# What the exercise asks:
Output only the count of lines that contain "label".

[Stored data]

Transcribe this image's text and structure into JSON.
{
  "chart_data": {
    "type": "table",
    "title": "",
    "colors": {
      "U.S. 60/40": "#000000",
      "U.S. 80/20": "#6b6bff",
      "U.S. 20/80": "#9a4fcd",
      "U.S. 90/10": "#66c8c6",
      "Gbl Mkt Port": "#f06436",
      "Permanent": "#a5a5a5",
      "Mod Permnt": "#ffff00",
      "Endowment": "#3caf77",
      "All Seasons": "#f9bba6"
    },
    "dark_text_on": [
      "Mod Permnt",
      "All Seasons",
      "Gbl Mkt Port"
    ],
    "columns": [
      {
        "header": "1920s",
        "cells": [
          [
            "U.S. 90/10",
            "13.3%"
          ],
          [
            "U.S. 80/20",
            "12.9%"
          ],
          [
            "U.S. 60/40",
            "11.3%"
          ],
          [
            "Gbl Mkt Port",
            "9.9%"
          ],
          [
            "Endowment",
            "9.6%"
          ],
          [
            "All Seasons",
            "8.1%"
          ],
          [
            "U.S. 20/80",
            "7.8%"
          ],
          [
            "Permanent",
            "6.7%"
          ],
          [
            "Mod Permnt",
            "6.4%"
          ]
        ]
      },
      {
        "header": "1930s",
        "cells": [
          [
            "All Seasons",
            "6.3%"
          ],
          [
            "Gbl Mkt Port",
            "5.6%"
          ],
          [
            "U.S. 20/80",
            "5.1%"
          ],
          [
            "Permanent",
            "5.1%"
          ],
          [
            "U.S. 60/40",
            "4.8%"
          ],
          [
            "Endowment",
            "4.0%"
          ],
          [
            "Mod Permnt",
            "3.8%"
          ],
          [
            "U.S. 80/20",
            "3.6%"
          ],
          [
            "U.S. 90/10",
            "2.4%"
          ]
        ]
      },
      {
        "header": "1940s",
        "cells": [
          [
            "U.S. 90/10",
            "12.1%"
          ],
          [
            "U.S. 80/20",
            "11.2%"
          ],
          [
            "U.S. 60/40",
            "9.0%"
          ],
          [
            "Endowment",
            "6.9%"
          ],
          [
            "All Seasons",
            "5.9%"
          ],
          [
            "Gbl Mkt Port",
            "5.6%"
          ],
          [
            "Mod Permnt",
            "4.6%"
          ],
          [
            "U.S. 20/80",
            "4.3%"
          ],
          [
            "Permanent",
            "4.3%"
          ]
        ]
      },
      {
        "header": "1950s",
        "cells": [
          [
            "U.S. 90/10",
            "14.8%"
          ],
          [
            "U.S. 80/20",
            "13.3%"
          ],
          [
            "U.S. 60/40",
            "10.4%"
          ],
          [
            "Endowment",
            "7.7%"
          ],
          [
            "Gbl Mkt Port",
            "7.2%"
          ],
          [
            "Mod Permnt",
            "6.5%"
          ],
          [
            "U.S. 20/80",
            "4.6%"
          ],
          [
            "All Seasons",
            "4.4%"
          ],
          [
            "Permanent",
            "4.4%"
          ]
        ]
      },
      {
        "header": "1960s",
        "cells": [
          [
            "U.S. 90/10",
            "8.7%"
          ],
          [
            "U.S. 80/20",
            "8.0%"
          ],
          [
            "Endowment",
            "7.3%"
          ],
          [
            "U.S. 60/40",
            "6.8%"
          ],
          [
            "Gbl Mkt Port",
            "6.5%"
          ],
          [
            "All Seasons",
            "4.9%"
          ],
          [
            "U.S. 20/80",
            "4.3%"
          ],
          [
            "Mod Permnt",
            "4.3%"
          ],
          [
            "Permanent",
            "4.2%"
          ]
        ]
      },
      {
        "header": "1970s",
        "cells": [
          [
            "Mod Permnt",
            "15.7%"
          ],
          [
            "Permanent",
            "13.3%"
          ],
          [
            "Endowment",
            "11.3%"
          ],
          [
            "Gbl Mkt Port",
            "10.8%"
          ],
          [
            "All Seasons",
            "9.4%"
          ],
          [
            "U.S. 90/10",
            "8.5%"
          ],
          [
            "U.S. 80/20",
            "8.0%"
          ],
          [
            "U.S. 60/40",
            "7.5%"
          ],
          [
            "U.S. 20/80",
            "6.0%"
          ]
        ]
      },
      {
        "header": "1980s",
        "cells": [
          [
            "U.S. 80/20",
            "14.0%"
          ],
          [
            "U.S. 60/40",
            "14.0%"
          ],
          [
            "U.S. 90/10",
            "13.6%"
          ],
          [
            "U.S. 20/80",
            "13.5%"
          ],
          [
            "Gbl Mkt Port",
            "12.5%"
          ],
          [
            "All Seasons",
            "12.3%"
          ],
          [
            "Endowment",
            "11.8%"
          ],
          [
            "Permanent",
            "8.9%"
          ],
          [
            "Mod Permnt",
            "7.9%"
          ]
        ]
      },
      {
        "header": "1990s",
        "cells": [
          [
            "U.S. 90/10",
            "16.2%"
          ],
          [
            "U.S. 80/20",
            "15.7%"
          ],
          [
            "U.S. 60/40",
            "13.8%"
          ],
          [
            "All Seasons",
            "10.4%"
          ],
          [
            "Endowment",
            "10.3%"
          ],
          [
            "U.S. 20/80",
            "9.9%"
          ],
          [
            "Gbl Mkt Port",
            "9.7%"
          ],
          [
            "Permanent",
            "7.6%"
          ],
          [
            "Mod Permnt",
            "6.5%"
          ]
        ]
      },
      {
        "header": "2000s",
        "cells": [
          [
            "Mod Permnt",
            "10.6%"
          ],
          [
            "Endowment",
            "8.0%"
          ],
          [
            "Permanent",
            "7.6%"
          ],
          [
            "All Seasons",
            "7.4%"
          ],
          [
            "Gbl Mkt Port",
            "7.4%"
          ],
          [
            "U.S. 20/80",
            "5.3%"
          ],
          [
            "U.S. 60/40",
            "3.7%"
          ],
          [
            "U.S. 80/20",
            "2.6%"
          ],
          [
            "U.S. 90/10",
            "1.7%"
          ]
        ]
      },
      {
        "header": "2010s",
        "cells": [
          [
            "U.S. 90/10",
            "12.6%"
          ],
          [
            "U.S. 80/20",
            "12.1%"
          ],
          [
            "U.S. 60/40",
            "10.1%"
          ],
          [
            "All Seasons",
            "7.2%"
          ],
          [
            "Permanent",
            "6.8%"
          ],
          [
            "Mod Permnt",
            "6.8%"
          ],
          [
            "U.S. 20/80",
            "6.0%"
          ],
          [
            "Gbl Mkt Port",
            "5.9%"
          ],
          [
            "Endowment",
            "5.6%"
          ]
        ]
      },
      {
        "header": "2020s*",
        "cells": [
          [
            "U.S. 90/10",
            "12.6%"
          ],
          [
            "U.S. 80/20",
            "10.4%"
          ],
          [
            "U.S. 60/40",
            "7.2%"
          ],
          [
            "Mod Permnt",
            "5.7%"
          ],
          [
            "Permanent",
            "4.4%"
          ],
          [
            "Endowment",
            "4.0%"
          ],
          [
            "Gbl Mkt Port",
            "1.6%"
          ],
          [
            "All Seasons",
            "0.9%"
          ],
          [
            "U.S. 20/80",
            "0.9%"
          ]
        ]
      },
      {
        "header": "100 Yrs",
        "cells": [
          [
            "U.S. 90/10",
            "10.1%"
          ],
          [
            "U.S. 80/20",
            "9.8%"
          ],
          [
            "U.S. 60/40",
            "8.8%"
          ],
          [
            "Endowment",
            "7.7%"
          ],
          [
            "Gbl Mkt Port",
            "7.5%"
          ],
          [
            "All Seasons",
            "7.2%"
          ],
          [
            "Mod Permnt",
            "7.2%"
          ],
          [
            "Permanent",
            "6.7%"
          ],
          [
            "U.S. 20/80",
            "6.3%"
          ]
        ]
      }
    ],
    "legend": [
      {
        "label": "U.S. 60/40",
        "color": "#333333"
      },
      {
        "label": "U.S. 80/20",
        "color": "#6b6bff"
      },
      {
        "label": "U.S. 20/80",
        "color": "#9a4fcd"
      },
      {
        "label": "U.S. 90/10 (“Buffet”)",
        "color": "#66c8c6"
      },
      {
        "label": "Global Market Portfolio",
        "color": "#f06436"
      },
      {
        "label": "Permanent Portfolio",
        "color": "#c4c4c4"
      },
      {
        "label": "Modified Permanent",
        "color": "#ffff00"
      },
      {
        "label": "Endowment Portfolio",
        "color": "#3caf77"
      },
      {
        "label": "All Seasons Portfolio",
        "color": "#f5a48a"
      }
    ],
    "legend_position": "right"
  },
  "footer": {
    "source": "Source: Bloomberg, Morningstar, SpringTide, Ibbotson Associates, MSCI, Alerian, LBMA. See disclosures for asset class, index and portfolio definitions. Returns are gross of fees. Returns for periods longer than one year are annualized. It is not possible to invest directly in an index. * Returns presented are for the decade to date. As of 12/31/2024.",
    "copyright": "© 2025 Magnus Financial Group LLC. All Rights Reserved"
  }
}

# Worked answer:
9